* **GOAL**:
Rewrite the lines from the one containing "file-type: Microsoft Word ...: [665, 291, 796, 309]" up to and including the one containing "file-row[interactable]: 12e_Chapter 01" as a JSON list of strings, with one string per line and any blank lines left out.
[start]
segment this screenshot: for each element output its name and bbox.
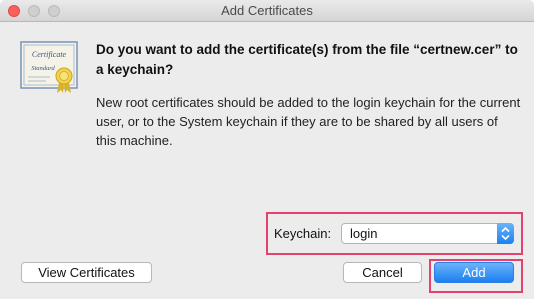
- certificate-icon-line1: Certificate: [32, 50, 67, 59]
- dialog-headline: Do you want to add the certificate(s) fr…: [96, 42, 518, 77]
- keychain-select[interactable]: login: [341, 223, 514, 244]
- add-certificates-dialog: Add Certificates Certificate Standard Do…: [0, 0, 534, 299]
- add-button[interactable]: Add: [434, 262, 514, 283]
- certificate-icon: Certificate Standard: [20, 41, 78, 93]
- window-title: Add Certificates: [221, 3, 313, 18]
- title-bar: Add Certificates: [0, 0, 534, 22]
- dialog-message: New root certificates should be added to…: [96, 95, 521, 148]
- keychain-select-value: login: [350, 226, 378, 241]
- keychain-label: Keychain:: [274, 226, 332, 241]
- view-certificates-button[interactable]: View Certificates: [21, 262, 152, 283]
- chevron-updown-icon[interactable]: [497, 223, 514, 244]
- certificate-icon-line2: Standard: [31, 65, 55, 72]
- cancel-button[interactable]: Cancel: [343, 262, 422, 283]
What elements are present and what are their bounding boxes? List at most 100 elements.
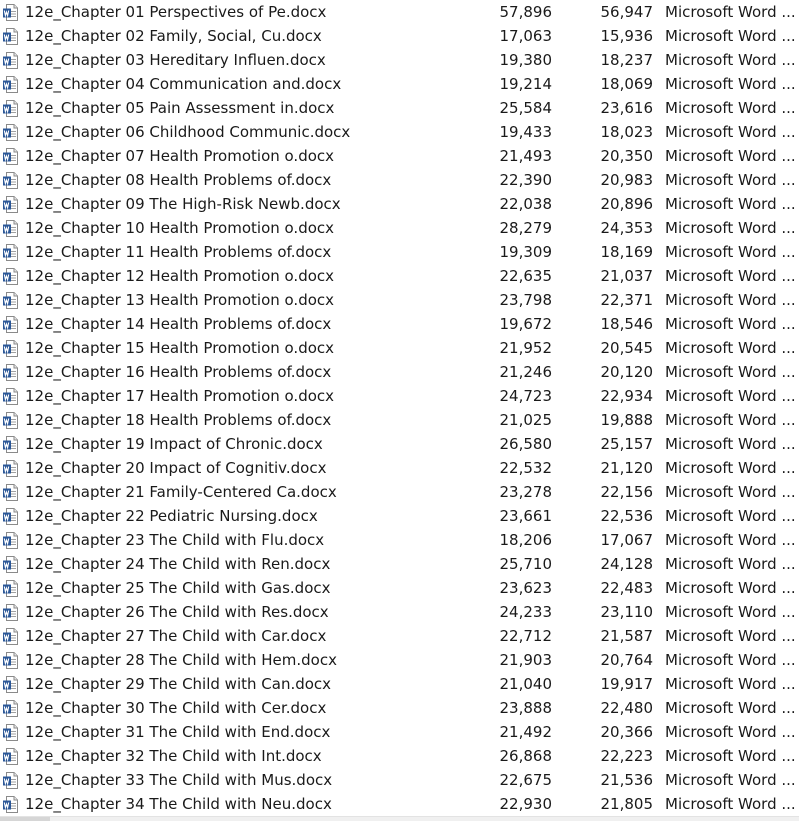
file-type: Microsoft Word ...: [665, 291, 796, 309]
file-name: 12e_Chapter 11 Health Problems of.docx: [25, 243, 332, 261]
file-row[interactable]: 12e_Chapter 01 Perspectives of Pe.docx 57…: [0, 0, 799, 24]
file-row[interactable]: 12e_Chapter 25 The Child with Gas.docx 23…: [0, 576, 799, 600]
file-size: 24,233: [499, 603, 553, 621]
file-row[interactable]: 12e_Chapter 31 The Child with End.docx 21…: [0, 720, 799, 744]
file-row[interactable]: 12e_Chapter 04 Communication and.docx 19,…: [0, 72, 799, 96]
word-document-icon: [3, 340, 18, 357]
word-document-icon: [3, 796, 18, 813]
word-document-icon: [3, 724, 18, 741]
file-size: 18,206: [499, 531, 553, 549]
file-name: 12e_Chapter 01 Perspectives of Pe.docx: [25, 3, 327, 21]
file-size: 23,278: [499, 483, 553, 501]
file-size: 19,672: [499, 315, 553, 333]
file-name: 12e_Chapter 06 Childhood Communic.docx: [25, 123, 351, 141]
file-type: Microsoft Word ...: [665, 603, 796, 621]
word-document-icon: [3, 772, 18, 789]
word-document-icon: [3, 364, 18, 381]
file-type: Microsoft Word ...: [665, 747, 796, 765]
file-size: 19,309: [499, 243, 553, 261]
file-row[interactable]: 12e_Chapter 02 Family, Social, Cu.docx 17…: [0, 24, 799, 48]
file-type: Microsoft Word ...: [665, 147, 796, 165]
file-row[interactable]: 12e_Chapter 21 Family-Centered Ca.docx 23…: [0, 480, 799, 504]
file-packed-size: 18,023: [600, 123, 654, 141]
file-size: 23,661: [499, 507, 553, 525]
file-name: 12e_Chapter 21 Family-Centered Ca.docx: [25, 483, 337, 501]
file-row[interactable]: 12e_Chapter 23 The Child with Flu.docx 18…: [0, 528, 799, 552]
file-name: 12e_Chapter 32 The Child with Int.docx: [25, 747, 322, 765]
horizontal-scrollbar-thumb[interactable]: [0, 817, 50, 821]
word-document-icon: [3, 196, 18, 213]
file-type: Microsoft Word ...: [665, 219, 796, 237]
file-name: 12e_Chapter 09 The High-Risk Newb.docx: [25, 195, 341, 213]
file-row[interactable]: 12e_Chapter 19 Impact of Chronic.docx 26,…: [0, 432, 799, 456]
file-row[interactable]: 12e_Chapter 06 Childhood Communic.docx 19…: [0, 120, 799, 144]
file-row[interactable]: 12e_Chapter 03 Hereditary Influen.docx 19…: [0, 48, 799, 72]
file-size: 57,896: [499, 3, 553, 21]
file-row[interactable]: 12e_Chapter 11 Health Problems of.docx 19…: [0, 240, 799, 264]
file-row[interactable]: 12e_Chapter 08 Health Problems of.docx 22…: [0, 168, 799, 192]
file-packed-size: 22,223: [600, 747, 654, 765]
file-type: Microsoft Word ...: [665, 51, 796, 69]
file-row[interactable]: 12e_Chapter 30 The Child with Cer.docx 23…: [0, 696, 799, 720]
file-name: 12e_Chapter 23 The Child with Flu.docx: [25, 531, 325, 549]
file-size: 21,492: [499, 723, 553, 741]
file-row[interactable]: 12e_Chapter 18 Health Problems of.docx 21…: [0, 408, 799, 432]
file-packed-size: 20,366: [600, 723, 654, 741]
file-name: 12e_Chapter 34 The Child with Neu.docx: [25, 795, 332, 813]
file-row[interactable]: 12e_Chapter 10 Health Promotion o.docx 28…: [0, 216, 799, 240]
file-row[interactable]: 12e_Chapter 15 Health Promotion o.docx 21…: [0, 336, 799, 360]
file-row[interactable]: 12e_Chapter 17 Health Promotion o.docx 24…: [0, 384, 799, 408]
file-type: Microsoft Word ...: [665, 387, 796, 405]
file-row[interactable]: 12e_Chapter 16 Health Problems of.docx 21…: [0, 360, 799, 384]
file-name: 12e_Chapter 18 Health Problems of.docx: [25, 411, 332, 429]
word-document-icon: [3, 268, 18, 285]
file-row[interactable]: 12e_Chapter 09 The High-Risk Newb.docx 22…: [0, 192, 799, 216]
file-type: Microsoft Word ...: [665, 243, 796, 261]
file-name: 12e_Chapter 08 Health Problems of.docx: [25, 171, 332, 189]
file-name: 12e_Chapter 19 Impact of Chronic.docx: [25, 435, 323, 453]
file-name: 12e_Chapter 14 Health Problems of.docx: [25, 315, 332, 333]
word-document-icon: [3, 388, 18, 405]
file-packed-size: 19,917: [600, 675, 654, 693]
word-document-icon: [3, 532, 18, 549]
file-type: Microsoft Word ...: [665, 3, 796, 21]
file-row[interactable]: 12e_Chapter 29 The Child with Can.docx 21…: [0, 672, 799, 696]
file-size: 25,710: [499, 555, 553, 573]
file-size: 22,930: [499, 795, 553, 813]
horizontal-scrollbar[interactable]: [0, 816, 799, 821]
file-size: 19,433: [499, 123, 553, 141]
file-type: Microsoft Word ...: [665, 531, 796, 549]
file-type: Microsoft Word ...: [665, 723, 796, 741]
file-name: 12e_Chapter 27 The Child with Car.docx: [25, 627, 327, 645]
file-name: 12e_Chapter 31 The Child with End.docx: [25, 723, 331, 741]
file-name: 12e_Chapter 26 The Child with Res.docx: [25, 603, 329, 621]
file-packed-size: 24,128: [600, 555, 654, 573]
file-row[interactable]: 12e_Chapter 13 Health Promotion o.docx 23…: [0, 288, 799, 312]
file-name: 12e_Chapter 10 Health Promotion o.docx: [25, 219, 335, 237]
file-row[interactable]: 12e_Chapter 32 The Child with Int.docx 26…: [0, 744, 799, 768]
file-row[interactable]: 12e_Chapter 12 Health Promotion o.docx 22…: [0, 264, 799, 288]
file-row[interactable]: 12e_Chapter 07 Health Promotion o.docx 21…: [0, 144, 799, 168]
word-document-icon: [3, 148, 18, 165]
file-row[interactable]: 12e_Chapter 14 Health Problems of.docx 19…: [0, 312, 799, 336]
file-name: 12e_Chapter 15 Health Promotion o.docx: [25, 339, 335, 357]
file-name: 12e_Chapter 02 Family, Social, Cu.docx: [25, 27, 322, 45]
file-row[interactable]: 12e_Chapter 26 The Child with Res.docx 24…: [0, 600, 799, 624]
file-row[interactable]: 12e_Chapter 22 Pediatric Nursing.docx 23,…: [0, 504, 799, 528]
file-row[interactable]: 12e_Chapter 20 Impact of Cognitiv.docx 22…: [0, 456, 799, 480]
file-row[interactable]: 12e_Chapter 33 The Child with Mus.docx 22…: [0, 768, 799, 792]
file-type: Microsoft Word ...: [665, 771, 796, 789]
file-row[interactable]: 12e_Chapter 05 Pain Assessment in.docx 25…: [0, 96, 799, 120]
file-packed-size: 25,157: [600, 435, 654, 453]
file-list[interactable]: 12e_Chapter 01 Perspectives of Pe.docx 57…: [0, 0, 799, 816]
file-type: Microsoft Word ...: [665, 363, 796, 381]
file-type: Microsoft Word ...: [665, 483, 796, 501]
word-document-icon: [3, 316, 18, 333]
file-row[interactable]: 12e_Chapter 28 The Child with Hem.docx 21…: [0, 648, 799, 672]
file-packed-size: 22,480: [600, 699, 654, 717]
file-name: 12e_Chapter 33 The Child with Mus.docx: [25, 771, 333, 789]
file-row[interactable]: 12e_Chapter 34 The Child with Neu.docx 22…: [0, 792, 799, 816]
file-type: Microsoft Word ...: [665, 315, 796, 333]
file-row[interactable]: 12e_Chapter 27 The Child with Car.docx 22…: [0, 624, 799, 648]
file-row[interactable]: 12e_Chapter 24 The Child with Ren.docx 25…: [0, 552, 799, 576]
[end]
* **EXERCISE RESULT**:
[
  "file-type: Microsoft Word ...: [665, 291, 796, 309]",
  "file-name: 12e_Chapter 11 Health Problems of.docx: [25, 243, 332, 261]",
  "file-row[interactable]: 12e_Chapter 01 Perspectives of Pe.docx 57…: [0, 0, 799, 24]"
]